> **Requirements**:
Find all lines in the records that include the word "this", and copy them out.

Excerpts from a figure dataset
+ + + +
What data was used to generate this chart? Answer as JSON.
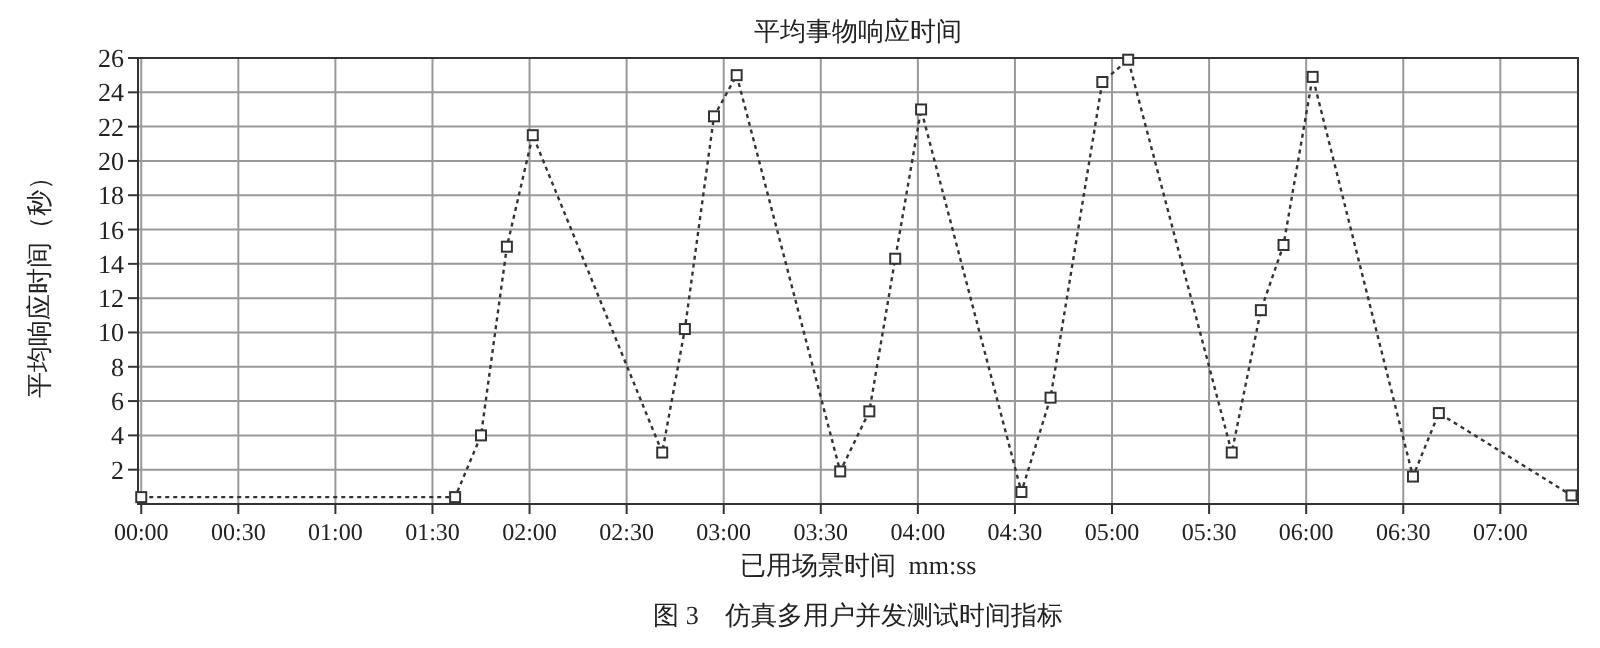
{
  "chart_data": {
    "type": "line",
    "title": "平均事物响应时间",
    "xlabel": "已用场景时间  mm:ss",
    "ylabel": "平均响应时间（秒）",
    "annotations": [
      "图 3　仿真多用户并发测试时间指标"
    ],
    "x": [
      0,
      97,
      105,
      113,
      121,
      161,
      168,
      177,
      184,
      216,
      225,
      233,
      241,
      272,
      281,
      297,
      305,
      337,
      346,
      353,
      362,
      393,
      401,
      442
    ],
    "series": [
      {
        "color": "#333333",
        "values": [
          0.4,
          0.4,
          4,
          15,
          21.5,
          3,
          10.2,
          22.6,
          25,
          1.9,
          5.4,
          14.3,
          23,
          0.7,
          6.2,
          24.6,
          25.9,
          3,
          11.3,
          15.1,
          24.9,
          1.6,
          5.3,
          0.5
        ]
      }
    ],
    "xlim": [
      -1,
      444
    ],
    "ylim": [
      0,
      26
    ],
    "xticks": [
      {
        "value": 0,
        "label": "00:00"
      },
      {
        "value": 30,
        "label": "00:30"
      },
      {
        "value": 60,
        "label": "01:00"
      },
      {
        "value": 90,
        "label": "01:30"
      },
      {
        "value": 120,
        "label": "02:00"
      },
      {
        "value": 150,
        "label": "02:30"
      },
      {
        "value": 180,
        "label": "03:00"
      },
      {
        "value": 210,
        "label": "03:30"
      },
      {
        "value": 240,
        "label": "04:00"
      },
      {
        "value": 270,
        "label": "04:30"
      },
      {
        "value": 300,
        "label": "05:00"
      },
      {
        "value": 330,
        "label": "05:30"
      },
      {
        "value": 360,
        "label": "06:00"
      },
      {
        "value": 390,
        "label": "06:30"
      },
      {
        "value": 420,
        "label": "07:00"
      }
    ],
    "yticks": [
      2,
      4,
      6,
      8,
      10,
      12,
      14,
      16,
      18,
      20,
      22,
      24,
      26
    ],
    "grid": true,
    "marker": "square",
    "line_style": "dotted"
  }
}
+ + + +
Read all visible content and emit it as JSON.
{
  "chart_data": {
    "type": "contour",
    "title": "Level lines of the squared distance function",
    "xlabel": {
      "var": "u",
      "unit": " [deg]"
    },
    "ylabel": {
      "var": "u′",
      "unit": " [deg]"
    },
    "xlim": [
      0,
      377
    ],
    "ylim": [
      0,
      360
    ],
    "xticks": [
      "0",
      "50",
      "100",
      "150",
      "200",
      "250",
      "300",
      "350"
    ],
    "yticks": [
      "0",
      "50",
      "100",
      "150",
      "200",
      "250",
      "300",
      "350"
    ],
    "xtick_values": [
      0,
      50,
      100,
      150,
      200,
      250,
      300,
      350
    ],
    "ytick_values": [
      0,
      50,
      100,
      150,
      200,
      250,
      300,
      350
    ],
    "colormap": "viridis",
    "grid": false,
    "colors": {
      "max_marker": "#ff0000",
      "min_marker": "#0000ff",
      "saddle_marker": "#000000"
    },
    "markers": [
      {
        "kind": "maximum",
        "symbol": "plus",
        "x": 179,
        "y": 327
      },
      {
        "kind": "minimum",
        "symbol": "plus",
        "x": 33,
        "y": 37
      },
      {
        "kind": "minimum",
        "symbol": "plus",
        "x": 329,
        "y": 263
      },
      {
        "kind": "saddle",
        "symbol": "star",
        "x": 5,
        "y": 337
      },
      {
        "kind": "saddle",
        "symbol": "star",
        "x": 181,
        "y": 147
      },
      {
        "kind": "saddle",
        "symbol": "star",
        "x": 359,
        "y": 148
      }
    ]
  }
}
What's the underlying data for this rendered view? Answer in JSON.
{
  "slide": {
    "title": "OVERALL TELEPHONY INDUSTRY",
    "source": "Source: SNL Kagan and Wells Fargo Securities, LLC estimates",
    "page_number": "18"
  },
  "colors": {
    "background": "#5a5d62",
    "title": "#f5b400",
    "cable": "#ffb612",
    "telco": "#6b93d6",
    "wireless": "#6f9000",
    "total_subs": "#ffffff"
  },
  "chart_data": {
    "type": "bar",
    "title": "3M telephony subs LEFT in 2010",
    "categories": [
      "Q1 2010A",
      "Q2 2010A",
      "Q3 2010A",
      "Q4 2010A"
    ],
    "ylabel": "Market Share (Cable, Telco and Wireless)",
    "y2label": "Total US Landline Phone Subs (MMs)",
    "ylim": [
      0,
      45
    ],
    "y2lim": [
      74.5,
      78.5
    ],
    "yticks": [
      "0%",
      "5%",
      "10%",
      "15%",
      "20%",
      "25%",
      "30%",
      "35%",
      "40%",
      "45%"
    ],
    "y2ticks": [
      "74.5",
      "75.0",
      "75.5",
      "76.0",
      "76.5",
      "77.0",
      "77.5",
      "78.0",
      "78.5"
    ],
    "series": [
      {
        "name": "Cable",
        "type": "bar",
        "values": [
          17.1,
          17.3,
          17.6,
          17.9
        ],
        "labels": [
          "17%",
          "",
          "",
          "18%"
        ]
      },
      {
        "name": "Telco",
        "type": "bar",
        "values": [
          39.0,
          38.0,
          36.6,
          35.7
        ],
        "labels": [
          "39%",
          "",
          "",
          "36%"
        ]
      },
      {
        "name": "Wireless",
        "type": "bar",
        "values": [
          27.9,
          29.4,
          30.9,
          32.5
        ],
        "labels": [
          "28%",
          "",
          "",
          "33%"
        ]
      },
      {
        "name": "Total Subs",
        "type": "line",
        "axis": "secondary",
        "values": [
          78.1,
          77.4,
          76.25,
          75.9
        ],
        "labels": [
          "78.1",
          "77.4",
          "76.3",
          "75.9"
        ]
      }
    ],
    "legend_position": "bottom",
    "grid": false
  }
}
+ + + +
> **Result of the exercise**:
What data was used to generate this chart? Answer as JSON.
What's the underlying data for this rendered view? Answer in JSON.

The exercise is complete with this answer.